>>>
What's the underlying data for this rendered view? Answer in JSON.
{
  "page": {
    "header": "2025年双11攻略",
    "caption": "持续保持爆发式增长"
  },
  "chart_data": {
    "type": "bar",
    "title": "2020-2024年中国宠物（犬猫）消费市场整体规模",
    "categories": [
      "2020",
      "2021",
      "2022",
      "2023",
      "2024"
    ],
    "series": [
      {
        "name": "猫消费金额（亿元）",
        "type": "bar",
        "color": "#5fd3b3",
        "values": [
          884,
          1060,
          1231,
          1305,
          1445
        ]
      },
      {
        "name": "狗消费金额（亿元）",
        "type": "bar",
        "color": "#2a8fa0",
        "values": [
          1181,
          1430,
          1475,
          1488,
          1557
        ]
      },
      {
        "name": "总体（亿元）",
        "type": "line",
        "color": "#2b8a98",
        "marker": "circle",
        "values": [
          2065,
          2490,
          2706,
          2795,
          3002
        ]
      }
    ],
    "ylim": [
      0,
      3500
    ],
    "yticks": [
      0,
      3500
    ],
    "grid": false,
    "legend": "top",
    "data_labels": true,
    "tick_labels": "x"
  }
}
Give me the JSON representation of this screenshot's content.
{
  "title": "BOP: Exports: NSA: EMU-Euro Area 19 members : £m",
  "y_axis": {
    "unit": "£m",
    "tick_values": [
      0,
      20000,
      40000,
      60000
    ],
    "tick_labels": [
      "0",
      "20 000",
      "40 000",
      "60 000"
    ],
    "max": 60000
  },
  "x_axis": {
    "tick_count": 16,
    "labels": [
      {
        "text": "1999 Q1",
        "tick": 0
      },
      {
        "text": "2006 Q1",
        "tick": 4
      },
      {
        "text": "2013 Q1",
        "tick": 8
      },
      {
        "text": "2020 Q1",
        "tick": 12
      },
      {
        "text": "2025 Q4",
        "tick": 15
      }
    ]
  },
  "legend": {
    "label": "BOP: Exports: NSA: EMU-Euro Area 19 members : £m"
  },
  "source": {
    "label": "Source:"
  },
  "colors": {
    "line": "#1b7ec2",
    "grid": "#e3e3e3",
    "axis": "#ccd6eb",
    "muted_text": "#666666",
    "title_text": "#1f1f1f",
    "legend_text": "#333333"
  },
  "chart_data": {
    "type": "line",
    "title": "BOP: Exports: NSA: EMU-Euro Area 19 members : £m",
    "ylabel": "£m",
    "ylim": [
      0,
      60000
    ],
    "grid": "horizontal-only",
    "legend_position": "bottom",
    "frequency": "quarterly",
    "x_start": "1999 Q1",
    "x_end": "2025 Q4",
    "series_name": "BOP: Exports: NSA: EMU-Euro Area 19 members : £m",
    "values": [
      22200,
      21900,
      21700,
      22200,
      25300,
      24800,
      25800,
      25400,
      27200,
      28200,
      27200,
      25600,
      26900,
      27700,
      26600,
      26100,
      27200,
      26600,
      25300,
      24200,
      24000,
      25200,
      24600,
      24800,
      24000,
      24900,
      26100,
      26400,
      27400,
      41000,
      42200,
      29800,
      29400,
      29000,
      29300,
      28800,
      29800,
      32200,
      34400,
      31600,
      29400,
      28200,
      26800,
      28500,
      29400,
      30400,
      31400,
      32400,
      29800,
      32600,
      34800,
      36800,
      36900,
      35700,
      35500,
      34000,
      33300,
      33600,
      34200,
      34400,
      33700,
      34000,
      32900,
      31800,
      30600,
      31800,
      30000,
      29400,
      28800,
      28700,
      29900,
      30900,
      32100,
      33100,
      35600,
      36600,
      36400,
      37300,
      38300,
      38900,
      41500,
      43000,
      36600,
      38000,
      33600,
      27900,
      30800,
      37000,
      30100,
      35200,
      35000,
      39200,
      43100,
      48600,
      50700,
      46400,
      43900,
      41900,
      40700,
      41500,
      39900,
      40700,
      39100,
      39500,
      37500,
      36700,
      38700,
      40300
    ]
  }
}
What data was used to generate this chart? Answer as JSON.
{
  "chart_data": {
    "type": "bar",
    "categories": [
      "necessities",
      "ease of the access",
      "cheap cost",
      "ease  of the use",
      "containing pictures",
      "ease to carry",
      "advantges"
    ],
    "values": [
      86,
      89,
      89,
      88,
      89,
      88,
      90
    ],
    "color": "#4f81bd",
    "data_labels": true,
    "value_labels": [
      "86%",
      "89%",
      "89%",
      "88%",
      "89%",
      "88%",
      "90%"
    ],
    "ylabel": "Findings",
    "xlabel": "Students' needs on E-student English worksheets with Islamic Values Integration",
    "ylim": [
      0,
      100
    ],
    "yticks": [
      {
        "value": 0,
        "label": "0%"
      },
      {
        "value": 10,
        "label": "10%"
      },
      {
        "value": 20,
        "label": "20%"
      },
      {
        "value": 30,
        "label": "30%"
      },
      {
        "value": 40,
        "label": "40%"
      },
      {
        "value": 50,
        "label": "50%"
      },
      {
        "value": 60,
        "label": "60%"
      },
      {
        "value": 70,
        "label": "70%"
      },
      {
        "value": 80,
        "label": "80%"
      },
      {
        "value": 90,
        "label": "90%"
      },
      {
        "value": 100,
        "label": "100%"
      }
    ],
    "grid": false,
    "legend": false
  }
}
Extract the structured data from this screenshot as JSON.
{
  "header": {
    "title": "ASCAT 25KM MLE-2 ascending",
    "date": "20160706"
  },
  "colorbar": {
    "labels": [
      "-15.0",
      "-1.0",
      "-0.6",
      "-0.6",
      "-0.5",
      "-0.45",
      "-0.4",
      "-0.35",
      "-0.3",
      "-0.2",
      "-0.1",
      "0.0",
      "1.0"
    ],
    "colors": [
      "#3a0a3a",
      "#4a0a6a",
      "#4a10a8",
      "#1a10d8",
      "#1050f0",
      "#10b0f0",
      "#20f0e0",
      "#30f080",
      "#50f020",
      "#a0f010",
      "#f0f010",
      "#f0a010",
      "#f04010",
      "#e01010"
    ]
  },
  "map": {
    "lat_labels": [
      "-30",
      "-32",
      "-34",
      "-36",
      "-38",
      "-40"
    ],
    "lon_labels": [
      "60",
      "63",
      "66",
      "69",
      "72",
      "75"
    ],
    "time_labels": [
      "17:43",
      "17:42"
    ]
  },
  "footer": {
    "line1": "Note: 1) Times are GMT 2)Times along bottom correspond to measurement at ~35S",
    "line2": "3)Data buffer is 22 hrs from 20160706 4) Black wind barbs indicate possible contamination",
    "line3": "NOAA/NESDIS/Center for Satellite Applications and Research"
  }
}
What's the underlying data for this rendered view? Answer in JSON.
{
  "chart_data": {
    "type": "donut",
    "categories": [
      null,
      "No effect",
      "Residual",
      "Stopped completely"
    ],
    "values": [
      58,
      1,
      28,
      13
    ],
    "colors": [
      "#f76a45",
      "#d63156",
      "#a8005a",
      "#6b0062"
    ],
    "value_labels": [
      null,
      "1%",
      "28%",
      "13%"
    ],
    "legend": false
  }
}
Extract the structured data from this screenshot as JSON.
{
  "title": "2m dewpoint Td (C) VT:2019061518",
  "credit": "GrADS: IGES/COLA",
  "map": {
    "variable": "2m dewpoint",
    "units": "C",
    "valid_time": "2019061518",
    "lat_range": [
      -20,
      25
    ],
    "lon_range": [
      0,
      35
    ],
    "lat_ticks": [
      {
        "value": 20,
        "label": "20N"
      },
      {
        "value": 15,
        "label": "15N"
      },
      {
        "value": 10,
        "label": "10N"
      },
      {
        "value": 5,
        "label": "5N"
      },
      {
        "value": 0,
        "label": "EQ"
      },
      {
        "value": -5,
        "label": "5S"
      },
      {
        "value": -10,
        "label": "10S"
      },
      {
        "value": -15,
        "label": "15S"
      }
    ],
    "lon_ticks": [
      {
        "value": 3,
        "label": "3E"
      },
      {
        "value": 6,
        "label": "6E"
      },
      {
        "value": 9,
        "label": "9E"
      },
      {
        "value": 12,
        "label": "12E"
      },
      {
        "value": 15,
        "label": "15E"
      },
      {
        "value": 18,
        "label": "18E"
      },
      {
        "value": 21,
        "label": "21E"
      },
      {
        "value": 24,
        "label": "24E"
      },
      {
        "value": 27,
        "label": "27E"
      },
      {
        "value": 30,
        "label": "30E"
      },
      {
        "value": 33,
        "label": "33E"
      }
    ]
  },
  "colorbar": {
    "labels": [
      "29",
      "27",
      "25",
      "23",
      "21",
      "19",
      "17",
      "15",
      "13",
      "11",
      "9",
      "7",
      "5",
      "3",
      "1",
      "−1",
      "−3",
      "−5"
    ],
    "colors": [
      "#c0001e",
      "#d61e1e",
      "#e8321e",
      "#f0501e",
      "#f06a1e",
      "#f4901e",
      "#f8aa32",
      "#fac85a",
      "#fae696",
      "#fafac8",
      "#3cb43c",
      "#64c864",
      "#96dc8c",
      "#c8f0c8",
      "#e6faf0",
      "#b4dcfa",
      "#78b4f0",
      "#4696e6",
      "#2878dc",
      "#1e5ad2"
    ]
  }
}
<<<
:: What the exercise asks ::
What is the number of lines in the listing above that contain the string "members"? Give only the number.

:: The result ::
4